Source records
-*-

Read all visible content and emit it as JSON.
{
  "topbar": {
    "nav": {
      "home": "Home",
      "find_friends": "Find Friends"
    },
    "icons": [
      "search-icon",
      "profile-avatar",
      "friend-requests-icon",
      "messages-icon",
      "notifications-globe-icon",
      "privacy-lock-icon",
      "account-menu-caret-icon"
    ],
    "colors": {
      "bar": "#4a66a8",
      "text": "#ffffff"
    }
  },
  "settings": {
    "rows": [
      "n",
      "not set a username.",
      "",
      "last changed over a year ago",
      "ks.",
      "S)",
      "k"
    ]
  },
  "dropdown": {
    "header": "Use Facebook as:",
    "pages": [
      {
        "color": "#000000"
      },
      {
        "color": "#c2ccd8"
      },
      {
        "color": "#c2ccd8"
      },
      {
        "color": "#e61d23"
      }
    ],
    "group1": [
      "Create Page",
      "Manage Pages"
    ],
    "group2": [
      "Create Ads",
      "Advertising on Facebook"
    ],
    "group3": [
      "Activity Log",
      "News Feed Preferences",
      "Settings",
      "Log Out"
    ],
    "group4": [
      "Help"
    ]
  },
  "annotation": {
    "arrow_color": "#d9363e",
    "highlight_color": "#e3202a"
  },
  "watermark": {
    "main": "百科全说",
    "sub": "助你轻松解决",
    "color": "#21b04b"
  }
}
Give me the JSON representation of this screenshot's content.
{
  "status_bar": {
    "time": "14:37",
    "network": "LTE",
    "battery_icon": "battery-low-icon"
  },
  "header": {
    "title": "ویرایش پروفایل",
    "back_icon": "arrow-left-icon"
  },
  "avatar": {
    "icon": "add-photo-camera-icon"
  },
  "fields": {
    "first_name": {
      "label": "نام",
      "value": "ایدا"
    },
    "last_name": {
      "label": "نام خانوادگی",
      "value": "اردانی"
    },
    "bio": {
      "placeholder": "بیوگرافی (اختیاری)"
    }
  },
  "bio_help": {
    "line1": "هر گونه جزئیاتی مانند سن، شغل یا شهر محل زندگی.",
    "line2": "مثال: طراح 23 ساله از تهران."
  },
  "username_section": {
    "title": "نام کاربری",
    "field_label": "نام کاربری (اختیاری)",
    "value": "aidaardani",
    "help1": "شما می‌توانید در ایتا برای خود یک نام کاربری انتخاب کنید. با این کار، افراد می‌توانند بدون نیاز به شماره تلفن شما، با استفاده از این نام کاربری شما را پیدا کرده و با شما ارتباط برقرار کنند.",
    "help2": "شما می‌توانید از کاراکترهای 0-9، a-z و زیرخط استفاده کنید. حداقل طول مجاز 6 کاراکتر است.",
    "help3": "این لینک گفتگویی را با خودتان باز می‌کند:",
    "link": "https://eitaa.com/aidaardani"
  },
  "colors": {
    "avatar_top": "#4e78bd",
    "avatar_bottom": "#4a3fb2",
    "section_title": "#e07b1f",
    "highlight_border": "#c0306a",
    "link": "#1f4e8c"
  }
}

-*-

Your objective. Make an exact copy of every entry.

Full solution.
Read all visible content and emit it as JSON.
{
  "topbar": {
    "nav": {
      "home": "Home",
      "find_friends": "Find Friends"
    },
    "icons": [
      "search-icon",
      "profile-avatar",
      "friend-requests-icon",
      "messages-icon",
      "notifications-globe-icon",
      "privacy-lock-icon",
      "account-menu-caret-icon"
    ],
    "colors": {
      "bar": "#4a66a8",
      "text": "#ffffff"
    }
  },
  "settings": {
    "rows": [
      "n",
      "not set a username.",
      "",
      "last changed over a year ago",
      "ks.",
      "S)",
      "k"
    ]
  },
  "dropdown": {
    "header": "Use Facebook as:",
    "pages": [
      {
        "color": "#000000"
      },
      {
        "color": "#c2ccd8"
      },
      {
        "color": "#c2ccd8"
      },
      {
        "color": "#e61d23"
      }
    ],
    "group1": [
      "Create Page",
      "Manage Pages"
    ],
    "group2": [
      "Create Ads",
      "Advertising on Facebook"
    ],
    "group3": [
      "Activity Log",
      "News Feed Preferences",
      "Settings",
      "Log Out"
    ],
    "group4": [
      "Help"
    ]
  },
  "annotation": {
    "arrow_color": "#d9363e",
    "highlight_color": "#e3202a"
  },
  "watermark": {
    "main": "百科全说",
    "sub": "助你轻松解决",
    "color": "#21b04b"
  }
}
Give me the JSON representation of this screenshot's content.
{
  "status_bar": {
    "time": "14:37",
    "network": "LTE",
    "battery_icon": "battery-low-icon"
  },
  "header": {
    "title": "ویرایش پروفایل",
    "back_icon": "arrow-left-icon"
  },
  "avatar": {
    "icon": "add-photo-camera-icon"
  },
  "fields": {
    "first_name": {
      "label": "نام",
      "value": "ایدا"
    },
    "last_name": {
      "label": "نام خانوادگی",
      "value": "اردانی"
    },
    "bio": {
      "placeholder": "بیوگرافی (اختیاری)"
    }
  },
  "bio_help": {
    "line1": "هر گونه جزئیاتی مانند سن، شغل یا شهر محل زندگی.",
    "line2": "مثال: طراح 23 ساله از تهران."
  },
  "username_section": {
    "title": "نام کاربری",
    "field_label": "نام کاربری (اختیاری)",
    "value": "aidaardani",
    "help1": "شما می‌توانید در ایتا برای خود یک نام کاربری انتخاب کنید. با این کار، افراد می‌توانند بدون نیاز به شماره تلفن شما، با استفاده از این نام کاربری شما را پیدا کرده و با شما ارتباط برقرار کنند.",
    "help2": "شما می‌توانید از کاراکترهای 0-9، a-z و زیرخط استفاده کنید. حداقل طول مجاز 6 کاراکتر است.",
    "help3": "این لینک گفتگویی را با خودتان باز می‌کند:",
    "link": "https://eitaa.com/aidaardani"
  },
  "colors": {
    "avatar_top": "#4e78bd",
    "avatar_bottom": "#4a3fb2",
    "section_title": "#e07b1f",
    "highlight_border": "#c0306a",
    "link": "#1f4e8c"
  }
}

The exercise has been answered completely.